§ GIVEN DATA:
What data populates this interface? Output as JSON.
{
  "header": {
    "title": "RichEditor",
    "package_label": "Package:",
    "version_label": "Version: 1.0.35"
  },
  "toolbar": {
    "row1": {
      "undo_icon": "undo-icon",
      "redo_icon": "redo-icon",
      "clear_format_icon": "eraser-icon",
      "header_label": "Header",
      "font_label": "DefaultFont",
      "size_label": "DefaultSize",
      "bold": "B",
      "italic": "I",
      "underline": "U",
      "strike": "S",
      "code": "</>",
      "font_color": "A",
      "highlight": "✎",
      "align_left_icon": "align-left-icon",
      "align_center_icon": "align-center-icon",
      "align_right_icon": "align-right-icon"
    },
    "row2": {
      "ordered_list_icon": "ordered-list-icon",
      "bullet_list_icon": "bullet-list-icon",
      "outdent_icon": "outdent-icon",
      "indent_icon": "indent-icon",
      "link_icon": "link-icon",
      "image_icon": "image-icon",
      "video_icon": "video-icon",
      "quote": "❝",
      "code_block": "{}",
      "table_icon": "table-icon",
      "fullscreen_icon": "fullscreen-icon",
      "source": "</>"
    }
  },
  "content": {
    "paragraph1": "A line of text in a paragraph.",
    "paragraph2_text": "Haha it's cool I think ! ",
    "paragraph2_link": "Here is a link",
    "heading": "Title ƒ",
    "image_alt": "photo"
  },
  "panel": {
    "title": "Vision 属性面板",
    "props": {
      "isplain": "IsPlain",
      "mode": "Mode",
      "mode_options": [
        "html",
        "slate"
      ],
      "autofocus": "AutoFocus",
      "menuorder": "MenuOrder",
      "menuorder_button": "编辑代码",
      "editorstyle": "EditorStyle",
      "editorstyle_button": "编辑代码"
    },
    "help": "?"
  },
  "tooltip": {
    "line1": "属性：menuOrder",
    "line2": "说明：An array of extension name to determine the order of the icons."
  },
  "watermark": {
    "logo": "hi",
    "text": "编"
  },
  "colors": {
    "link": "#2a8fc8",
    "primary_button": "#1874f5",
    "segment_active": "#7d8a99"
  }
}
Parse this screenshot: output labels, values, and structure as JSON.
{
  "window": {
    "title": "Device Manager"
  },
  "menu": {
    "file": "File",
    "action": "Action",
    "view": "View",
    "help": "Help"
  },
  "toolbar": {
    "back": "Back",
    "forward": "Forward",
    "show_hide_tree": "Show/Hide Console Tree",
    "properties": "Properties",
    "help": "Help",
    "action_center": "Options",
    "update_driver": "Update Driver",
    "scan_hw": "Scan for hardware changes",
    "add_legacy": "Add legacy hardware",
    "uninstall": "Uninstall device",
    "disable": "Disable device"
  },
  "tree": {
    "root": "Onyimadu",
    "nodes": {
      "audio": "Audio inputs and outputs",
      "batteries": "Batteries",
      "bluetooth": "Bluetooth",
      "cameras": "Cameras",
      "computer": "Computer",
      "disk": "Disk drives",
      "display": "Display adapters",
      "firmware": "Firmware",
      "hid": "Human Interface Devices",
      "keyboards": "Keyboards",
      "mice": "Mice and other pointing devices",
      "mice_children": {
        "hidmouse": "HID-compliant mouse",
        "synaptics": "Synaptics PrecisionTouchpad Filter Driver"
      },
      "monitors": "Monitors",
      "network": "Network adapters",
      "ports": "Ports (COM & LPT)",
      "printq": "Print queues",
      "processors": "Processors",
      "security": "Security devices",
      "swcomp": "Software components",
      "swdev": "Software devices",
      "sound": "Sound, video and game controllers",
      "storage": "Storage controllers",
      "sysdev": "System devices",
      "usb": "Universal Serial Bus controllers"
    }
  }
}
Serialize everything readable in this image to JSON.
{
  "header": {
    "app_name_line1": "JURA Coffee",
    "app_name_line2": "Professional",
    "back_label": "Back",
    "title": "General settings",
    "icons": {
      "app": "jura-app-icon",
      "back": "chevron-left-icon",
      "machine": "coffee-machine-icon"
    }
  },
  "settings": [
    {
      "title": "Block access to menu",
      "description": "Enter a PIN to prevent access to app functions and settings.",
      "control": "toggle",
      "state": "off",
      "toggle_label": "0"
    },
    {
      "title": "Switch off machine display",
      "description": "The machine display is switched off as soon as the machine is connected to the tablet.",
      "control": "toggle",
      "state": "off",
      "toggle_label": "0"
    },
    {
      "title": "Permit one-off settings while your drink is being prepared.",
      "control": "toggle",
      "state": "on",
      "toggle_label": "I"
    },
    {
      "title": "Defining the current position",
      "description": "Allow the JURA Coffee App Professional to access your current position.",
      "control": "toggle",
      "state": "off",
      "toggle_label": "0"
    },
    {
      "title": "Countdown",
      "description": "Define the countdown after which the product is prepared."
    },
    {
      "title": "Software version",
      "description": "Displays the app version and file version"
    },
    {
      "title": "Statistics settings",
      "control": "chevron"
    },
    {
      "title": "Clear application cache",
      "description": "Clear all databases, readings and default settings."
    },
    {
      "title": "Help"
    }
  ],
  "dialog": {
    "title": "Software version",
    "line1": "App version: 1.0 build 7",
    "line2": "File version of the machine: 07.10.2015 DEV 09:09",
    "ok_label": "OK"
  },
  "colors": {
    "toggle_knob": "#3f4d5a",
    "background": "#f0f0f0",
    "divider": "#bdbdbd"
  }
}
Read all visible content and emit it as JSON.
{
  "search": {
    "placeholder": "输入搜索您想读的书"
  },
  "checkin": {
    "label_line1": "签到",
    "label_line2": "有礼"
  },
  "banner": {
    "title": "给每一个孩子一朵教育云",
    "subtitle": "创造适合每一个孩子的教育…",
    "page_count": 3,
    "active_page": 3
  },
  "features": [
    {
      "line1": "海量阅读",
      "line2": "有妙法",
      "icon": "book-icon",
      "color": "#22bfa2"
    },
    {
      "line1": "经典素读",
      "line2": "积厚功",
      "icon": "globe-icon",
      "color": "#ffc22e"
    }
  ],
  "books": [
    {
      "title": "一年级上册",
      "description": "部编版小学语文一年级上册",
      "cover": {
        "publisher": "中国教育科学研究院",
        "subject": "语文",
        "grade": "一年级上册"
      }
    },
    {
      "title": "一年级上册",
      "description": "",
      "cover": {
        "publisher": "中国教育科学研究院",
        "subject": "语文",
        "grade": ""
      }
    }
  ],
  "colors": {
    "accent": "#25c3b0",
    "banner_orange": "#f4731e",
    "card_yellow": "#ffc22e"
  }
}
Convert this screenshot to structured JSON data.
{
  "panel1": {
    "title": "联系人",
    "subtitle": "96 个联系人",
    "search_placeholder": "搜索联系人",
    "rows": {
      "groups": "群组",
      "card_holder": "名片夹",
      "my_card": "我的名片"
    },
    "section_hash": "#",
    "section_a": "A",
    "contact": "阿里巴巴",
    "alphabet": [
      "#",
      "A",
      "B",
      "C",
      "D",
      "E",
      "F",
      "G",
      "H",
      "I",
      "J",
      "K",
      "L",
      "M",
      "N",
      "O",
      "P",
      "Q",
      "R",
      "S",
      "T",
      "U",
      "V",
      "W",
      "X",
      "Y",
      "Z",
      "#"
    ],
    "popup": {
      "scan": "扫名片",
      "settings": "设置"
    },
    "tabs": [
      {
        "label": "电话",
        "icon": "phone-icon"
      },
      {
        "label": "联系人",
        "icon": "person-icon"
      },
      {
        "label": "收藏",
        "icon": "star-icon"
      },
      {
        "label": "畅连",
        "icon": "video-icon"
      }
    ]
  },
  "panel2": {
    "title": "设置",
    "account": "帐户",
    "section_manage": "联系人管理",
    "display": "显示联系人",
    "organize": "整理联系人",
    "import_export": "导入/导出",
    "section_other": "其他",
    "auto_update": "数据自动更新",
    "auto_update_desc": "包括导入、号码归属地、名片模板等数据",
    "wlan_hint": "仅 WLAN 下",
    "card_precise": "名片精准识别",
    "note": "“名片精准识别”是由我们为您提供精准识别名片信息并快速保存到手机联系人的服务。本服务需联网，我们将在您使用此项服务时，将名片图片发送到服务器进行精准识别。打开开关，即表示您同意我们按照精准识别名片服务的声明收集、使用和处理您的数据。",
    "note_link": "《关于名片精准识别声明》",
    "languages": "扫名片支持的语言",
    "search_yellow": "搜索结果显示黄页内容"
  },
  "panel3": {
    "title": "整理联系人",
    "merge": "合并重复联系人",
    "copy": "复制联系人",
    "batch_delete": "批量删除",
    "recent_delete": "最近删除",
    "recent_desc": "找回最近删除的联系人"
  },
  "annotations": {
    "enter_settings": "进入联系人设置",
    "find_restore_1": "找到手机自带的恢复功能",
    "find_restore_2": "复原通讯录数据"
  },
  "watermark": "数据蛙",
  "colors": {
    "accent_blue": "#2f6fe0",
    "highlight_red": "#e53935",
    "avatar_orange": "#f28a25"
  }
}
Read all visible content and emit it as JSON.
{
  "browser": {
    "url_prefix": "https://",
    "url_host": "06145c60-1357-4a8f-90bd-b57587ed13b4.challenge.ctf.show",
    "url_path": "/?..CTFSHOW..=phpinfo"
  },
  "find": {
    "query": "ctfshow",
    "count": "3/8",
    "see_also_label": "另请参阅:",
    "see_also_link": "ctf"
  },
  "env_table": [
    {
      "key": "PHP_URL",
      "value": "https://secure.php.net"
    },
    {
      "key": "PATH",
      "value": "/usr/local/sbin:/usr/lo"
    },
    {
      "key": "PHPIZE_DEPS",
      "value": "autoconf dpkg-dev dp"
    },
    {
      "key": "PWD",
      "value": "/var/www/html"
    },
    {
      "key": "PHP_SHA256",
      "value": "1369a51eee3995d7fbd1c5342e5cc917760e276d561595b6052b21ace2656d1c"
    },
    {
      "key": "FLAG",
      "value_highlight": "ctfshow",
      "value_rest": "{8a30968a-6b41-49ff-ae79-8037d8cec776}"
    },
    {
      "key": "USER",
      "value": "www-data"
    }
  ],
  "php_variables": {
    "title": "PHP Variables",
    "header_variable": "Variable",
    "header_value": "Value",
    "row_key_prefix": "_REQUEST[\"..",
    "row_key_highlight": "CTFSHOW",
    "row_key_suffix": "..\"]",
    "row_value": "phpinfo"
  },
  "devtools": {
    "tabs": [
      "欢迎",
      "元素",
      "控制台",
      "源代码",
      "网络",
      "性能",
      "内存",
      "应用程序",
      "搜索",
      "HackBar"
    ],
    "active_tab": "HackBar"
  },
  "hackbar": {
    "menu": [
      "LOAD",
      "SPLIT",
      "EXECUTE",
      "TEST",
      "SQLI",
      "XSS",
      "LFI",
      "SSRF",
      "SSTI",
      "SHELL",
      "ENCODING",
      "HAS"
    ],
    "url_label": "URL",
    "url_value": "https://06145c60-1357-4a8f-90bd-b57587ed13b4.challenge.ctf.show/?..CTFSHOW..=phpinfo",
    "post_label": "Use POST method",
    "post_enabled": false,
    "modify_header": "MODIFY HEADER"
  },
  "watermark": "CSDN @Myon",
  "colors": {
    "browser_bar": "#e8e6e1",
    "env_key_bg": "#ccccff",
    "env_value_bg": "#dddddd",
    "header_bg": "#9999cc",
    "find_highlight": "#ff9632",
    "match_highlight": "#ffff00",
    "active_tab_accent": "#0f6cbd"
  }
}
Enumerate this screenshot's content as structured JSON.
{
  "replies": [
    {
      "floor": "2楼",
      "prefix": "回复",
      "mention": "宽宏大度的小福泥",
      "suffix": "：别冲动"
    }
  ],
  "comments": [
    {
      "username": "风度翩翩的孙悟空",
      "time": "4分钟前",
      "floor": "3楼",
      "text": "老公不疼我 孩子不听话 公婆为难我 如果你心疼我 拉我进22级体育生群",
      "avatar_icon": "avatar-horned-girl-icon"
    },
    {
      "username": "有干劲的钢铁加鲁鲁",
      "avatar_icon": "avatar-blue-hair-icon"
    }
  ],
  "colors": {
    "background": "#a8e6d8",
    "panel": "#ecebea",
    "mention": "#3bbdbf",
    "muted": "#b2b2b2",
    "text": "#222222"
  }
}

§ OBJECTIVE: How many lines in the records above contain the word "screenshot"? Reply with the number and nothing more.

§ FULL SOLUTION: 3